Using the data below, repeat all of it precisely.

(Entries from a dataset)
[Begin]

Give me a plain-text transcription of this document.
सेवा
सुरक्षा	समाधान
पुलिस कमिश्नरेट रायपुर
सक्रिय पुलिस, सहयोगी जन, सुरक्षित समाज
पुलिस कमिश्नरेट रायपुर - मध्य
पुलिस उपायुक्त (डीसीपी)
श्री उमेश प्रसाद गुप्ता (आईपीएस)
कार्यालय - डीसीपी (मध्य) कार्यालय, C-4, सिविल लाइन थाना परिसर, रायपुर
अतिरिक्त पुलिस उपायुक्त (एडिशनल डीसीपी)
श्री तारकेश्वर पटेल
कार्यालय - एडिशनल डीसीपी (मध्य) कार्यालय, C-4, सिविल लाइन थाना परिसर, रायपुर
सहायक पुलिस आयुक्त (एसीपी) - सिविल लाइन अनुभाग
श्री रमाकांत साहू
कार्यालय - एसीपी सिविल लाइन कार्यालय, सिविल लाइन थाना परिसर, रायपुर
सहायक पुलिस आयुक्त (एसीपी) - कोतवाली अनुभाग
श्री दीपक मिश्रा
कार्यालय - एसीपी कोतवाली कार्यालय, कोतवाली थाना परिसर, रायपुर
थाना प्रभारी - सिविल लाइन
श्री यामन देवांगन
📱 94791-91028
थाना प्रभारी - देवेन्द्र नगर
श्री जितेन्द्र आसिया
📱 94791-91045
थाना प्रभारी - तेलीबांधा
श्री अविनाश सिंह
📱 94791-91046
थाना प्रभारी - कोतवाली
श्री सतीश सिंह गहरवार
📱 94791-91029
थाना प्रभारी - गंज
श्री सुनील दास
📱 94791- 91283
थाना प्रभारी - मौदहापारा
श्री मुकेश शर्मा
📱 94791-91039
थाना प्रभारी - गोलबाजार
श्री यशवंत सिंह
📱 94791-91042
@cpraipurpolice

[End]

**Output below:**
Give me a plain-text transcription of this document.
सेवा
सुरक्षा	समाधान
पुलिस कमिश्नरेट रायपुर
सक्रिय पुलिस, सहयोगी जन, सुरक्षित समाज
पुलिस कमिश्नरेट रायपुर - मध्य
पुलिस उपायुक्त (डीसीपी)
श्री उमेश प्रसाद गुप्ता (आईपीएस)
कार्यालय - डीसीपी (मध्य) कार्यालय, C-4, सिविल लाइन थाना परिसर, रायपुर
अतिरिक्त पुलिस उपायुक्त (एडिशनल डीसीपी)
श्री तारकेश्वर पटेल
कार्यालय - एडिशनल डीसीपी (मध्य) कार्यालय, C-4, सिविल लाइन थाना परिसर, रायपुर
सहायक पुलिस आयुक्त (एसीपी) - सिविल लाइन अनुभाग
श्री रमाकांत साहू
कार्यालय - एसीपी सिविल लाइन कार्यालय, सिविल लाइन थाना परिसर, रायपुर
सहायक पुलिस आयुक्त (एसीपी) - कोतवाली अनुभाग
श्री दीपक मिश्रा
कार्यालय - एसीपी कोतवाली कार्यालय, कोतवाली थाना परिसर, रायपुर
थाना प्रभारी - सिविल लाइन
श्री यामन देवांगन
📱 94791-91028
थाना प्रभारी - देवेन्द्र नगर
श्री जितेन्द्र आसिया
📱 94791-91045
थाना प्रभारी - तेलीबांधा
श्री अविनाश सिंह
📱 94791-91046
थाना प्रभारी - कोतवाली
श्री सतीश सिंह गहरवार
📱 94791-91029
थाना प्रभारी - गंज
श्री सुनील दास
📱 94791- 91283
थाना प्रभारी - मौदहापारा
श्री मुकेश शर्मा
📱 94791-91039
थाना प्रभारी - गोलबाजार
श्री यशवंत सिंह
📱 94791-91042
@cpraipurpolice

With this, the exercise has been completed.